▶ _What is asked_:
Begin with the line containing "Serialize everything readable" and copy each line exactly through the last line of the entries, inclusive.

|---|

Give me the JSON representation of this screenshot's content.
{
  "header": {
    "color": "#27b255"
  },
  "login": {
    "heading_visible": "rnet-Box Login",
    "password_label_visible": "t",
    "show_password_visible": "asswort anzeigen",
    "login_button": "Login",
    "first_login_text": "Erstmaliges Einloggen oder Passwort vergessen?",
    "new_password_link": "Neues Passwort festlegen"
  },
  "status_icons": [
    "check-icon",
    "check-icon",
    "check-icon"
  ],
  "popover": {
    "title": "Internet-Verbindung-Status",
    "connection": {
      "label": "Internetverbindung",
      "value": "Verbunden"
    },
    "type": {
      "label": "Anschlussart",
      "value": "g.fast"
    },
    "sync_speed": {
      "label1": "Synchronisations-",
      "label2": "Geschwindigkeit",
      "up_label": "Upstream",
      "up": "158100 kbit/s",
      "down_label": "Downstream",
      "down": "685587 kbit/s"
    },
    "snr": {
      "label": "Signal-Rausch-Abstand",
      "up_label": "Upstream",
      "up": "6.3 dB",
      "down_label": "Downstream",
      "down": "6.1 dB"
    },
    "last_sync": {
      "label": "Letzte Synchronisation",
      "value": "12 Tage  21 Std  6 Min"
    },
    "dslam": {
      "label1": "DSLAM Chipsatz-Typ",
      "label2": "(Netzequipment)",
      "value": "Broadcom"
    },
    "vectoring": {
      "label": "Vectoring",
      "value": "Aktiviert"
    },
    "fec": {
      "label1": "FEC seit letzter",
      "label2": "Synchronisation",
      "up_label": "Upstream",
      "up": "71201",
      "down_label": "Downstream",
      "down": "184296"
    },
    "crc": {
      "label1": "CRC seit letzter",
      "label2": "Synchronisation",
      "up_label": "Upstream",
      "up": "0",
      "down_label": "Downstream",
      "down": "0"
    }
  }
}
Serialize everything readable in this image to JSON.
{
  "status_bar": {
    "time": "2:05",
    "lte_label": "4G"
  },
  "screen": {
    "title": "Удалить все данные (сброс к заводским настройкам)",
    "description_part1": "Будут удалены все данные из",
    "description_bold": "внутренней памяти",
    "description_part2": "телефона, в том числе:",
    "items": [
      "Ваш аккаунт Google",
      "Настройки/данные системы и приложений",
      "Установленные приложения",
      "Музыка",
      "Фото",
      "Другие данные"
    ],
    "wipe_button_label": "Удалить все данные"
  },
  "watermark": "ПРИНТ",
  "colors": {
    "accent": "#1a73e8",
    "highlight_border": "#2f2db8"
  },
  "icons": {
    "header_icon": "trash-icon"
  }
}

|---|

▶ _Worked answer_:
Serialize everything readable in this image to JSON.
{
  "status_bar": {
    "time": "2:05",
    "lte_label": "4G"
  },
  "screen": {
    "title": "Удалить все данные (сброс к заводским настройкам)",
    "description_part1": "Будут удалены все данные из",
    "description_bold": "внутренней памяти",
    "description_part2": "телефона, в том числе:",
    "items": [
      "Ваш аккаунт Google",
      "Настройки/данные системы и приложений",
      "Установленные приложения",
      "Музыка",
      "Фото",
      "Другие данные"
    ],
    "wipe_button_label": "Удалить все данные"
  },
  "watermark": "ПРИНТ",
  "colors": {
    "accent": "#1a73e8",
    "highlight_border": "#2f2db8"
  },
  "icons": {
    "header_icon": "trash-icon"
  }
}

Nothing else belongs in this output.